* begin Data supplied *

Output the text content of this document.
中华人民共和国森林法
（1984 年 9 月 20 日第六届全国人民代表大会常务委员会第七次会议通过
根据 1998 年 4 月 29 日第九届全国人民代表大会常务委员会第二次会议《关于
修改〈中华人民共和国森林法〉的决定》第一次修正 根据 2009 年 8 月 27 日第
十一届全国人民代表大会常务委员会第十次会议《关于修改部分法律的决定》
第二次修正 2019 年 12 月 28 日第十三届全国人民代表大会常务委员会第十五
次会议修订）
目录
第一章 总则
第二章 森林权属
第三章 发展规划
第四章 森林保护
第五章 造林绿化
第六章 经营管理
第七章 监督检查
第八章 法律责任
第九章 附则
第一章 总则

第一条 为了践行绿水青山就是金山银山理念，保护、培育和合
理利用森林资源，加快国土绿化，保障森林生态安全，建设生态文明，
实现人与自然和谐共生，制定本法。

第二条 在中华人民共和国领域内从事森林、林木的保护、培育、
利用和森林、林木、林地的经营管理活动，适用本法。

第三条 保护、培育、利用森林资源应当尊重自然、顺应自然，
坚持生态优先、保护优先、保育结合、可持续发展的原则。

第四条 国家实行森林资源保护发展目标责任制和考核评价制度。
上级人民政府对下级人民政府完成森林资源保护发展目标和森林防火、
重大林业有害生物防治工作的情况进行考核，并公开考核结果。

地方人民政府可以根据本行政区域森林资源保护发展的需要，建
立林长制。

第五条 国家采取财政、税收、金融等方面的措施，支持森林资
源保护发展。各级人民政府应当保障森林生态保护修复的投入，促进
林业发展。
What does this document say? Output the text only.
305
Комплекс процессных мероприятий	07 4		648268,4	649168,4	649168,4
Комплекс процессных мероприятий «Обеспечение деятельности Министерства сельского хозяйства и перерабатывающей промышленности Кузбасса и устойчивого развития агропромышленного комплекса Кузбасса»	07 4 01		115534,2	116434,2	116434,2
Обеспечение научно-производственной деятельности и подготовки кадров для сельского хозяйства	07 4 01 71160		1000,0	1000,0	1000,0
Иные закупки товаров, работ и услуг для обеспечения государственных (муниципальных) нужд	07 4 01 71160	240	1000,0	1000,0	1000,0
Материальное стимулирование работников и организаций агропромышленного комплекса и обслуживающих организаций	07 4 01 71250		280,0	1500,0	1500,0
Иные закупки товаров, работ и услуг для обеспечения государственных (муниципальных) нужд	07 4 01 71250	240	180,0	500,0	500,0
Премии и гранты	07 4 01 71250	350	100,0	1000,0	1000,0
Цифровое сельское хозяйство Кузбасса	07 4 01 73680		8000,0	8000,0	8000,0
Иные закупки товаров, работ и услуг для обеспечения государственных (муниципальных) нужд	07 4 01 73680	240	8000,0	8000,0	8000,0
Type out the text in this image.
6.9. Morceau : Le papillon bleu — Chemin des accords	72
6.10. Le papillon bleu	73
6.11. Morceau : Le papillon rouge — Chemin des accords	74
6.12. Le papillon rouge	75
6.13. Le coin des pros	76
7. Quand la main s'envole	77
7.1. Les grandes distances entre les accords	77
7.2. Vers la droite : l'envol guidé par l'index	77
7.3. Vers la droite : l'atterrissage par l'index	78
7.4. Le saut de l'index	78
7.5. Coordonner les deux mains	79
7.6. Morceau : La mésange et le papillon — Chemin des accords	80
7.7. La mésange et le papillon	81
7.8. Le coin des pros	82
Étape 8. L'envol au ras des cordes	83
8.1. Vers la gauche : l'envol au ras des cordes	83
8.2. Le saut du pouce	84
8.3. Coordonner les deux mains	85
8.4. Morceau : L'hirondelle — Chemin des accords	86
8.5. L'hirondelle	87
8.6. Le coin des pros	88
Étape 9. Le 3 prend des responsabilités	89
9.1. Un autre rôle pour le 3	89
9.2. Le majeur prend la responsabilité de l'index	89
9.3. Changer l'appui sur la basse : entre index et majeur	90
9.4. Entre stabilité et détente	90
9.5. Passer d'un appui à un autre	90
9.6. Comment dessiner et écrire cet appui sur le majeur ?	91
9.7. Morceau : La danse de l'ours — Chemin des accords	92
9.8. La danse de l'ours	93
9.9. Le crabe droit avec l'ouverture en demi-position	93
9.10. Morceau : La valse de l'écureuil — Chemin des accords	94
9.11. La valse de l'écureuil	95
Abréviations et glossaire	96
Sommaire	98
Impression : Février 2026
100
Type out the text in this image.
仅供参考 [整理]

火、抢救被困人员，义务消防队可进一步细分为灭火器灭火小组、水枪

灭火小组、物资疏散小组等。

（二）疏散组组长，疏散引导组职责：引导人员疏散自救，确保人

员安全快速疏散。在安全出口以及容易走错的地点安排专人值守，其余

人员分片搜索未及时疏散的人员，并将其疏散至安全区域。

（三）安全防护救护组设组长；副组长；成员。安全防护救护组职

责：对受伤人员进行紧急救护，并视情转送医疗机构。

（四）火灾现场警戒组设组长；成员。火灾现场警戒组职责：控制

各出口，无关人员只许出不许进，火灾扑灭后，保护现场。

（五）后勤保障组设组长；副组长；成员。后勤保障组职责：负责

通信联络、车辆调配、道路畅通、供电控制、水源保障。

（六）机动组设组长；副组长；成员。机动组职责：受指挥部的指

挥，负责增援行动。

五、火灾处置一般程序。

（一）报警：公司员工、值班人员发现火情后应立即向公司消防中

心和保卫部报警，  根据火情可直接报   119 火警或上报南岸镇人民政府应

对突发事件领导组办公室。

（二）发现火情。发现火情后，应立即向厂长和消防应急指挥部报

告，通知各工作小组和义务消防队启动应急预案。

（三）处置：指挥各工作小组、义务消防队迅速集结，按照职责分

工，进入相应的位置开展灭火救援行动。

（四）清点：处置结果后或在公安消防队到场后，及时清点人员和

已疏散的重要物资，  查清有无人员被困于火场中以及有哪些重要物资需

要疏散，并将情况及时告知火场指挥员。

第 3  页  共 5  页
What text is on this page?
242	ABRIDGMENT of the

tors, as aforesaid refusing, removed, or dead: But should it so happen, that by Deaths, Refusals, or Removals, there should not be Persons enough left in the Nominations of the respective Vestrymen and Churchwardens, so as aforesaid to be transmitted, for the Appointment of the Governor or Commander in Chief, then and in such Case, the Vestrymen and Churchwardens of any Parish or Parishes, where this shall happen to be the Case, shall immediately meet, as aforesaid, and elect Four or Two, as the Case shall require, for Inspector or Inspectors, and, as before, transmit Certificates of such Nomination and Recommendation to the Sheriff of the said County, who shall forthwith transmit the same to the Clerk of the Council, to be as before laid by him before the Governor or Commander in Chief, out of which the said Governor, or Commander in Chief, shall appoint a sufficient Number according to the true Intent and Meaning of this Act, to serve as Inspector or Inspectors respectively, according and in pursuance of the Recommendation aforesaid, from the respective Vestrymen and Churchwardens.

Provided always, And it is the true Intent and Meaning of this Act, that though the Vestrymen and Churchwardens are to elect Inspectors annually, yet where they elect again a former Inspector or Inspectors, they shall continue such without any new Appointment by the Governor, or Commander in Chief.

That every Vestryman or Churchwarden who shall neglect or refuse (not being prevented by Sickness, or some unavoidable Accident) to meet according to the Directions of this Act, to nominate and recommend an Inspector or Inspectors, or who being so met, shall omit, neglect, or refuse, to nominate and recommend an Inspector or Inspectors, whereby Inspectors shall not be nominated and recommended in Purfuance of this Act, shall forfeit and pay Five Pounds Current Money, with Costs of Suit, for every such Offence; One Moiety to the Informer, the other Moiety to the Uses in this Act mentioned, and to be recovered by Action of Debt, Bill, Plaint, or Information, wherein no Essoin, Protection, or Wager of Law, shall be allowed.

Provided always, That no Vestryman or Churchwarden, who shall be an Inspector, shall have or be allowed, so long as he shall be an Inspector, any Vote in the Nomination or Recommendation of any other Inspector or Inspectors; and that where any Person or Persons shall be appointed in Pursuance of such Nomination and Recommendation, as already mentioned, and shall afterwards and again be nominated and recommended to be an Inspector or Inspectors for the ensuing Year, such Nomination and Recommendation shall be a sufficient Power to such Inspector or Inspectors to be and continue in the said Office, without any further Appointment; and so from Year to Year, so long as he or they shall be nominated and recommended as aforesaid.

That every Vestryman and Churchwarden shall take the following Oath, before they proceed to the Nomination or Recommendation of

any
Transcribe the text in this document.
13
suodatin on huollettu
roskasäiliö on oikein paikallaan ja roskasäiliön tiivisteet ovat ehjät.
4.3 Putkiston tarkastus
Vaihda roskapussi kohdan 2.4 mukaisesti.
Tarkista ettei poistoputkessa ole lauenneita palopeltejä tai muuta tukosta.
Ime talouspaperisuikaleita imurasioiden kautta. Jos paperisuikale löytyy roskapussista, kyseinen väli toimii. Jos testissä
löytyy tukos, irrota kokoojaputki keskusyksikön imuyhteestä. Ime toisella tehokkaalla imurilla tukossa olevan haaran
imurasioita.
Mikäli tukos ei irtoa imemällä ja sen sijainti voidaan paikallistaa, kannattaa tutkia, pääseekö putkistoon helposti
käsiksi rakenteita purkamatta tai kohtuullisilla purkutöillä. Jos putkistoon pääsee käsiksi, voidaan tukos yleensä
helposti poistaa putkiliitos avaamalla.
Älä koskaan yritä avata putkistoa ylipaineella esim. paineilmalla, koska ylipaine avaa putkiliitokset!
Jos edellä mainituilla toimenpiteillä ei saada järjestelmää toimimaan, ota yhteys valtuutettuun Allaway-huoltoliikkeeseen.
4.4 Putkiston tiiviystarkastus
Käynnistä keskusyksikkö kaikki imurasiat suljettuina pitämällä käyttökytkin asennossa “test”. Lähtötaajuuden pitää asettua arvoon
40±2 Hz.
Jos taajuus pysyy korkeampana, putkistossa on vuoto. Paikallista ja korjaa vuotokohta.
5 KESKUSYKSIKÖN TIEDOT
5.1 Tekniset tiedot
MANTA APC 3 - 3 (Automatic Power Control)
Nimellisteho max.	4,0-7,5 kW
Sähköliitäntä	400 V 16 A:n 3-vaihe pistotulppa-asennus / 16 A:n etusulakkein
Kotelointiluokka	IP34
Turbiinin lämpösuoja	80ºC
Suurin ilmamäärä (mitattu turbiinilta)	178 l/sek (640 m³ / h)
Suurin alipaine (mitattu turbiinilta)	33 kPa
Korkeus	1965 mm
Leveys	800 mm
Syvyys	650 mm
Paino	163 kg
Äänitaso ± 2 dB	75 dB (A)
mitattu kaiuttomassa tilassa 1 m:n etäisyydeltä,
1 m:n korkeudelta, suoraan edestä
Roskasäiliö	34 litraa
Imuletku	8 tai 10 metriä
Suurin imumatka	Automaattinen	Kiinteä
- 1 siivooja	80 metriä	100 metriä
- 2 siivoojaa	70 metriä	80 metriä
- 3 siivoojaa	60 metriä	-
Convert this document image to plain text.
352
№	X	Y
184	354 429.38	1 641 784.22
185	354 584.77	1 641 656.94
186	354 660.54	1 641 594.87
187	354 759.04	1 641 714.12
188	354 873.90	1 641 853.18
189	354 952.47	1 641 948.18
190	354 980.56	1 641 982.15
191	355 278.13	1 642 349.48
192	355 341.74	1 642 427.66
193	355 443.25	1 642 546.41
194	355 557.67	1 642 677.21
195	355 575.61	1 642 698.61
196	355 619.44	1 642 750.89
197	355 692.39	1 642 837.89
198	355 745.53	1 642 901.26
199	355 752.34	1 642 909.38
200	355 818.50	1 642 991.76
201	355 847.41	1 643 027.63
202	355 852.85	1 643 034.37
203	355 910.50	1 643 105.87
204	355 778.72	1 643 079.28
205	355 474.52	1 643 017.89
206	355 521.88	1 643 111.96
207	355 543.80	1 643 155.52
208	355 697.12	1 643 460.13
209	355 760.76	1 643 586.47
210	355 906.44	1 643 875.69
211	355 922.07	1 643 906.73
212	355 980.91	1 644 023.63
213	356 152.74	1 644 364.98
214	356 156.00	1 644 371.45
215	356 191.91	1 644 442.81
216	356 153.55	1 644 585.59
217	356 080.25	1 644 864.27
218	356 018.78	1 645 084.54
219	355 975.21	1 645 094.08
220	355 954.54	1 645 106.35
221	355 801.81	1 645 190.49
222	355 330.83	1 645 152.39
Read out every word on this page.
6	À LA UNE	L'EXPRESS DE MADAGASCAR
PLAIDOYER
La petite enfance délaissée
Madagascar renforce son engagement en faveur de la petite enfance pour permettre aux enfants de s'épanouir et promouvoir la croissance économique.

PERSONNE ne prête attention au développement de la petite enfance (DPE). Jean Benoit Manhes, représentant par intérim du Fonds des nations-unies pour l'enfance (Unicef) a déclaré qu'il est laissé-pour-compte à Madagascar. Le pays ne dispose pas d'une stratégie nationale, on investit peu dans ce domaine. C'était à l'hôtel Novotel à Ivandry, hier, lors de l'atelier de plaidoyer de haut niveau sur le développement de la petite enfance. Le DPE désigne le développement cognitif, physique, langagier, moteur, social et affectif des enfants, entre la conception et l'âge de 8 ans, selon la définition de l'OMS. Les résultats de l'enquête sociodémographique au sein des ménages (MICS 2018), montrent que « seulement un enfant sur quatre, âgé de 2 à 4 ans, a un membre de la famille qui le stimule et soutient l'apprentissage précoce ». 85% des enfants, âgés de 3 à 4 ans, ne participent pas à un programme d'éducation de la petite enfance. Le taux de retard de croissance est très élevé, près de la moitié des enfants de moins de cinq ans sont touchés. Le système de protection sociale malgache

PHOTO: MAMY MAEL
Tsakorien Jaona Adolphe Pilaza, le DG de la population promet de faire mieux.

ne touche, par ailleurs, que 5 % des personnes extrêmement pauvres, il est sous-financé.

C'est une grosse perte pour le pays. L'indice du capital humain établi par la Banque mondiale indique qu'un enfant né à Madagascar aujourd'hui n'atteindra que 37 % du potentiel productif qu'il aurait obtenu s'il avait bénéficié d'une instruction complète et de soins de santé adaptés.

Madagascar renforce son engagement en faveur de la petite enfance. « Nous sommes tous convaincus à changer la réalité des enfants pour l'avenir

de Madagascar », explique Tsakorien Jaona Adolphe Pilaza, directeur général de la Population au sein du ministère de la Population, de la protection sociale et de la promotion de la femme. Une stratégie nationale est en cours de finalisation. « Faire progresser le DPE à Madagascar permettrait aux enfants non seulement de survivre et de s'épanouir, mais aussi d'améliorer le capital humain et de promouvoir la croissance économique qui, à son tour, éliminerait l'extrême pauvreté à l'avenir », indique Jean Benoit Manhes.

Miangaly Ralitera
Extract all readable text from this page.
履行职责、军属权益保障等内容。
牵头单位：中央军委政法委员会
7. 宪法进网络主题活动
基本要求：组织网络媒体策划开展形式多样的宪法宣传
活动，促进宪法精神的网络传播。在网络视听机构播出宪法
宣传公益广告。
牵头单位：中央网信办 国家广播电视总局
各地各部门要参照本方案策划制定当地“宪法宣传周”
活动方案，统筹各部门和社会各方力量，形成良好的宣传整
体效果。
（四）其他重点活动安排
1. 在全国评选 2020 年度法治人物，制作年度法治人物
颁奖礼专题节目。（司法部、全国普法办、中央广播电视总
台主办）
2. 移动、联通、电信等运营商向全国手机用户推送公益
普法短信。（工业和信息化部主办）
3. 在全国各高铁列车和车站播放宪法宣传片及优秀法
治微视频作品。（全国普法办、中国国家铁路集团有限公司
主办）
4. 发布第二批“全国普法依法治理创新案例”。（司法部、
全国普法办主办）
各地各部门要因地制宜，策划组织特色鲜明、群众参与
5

* end Data supplied *

▸ **Short task**:
Find each line with the string "majeur" and copy it out.

▸ **Result**:
9.2. Le majeur prend la responsabilité de l'index	89
9.3. Changer l'appui sur la basse : entre index et majeur	90
9.6. Comment dessiner et écrire cet appui sur le majeur ?	91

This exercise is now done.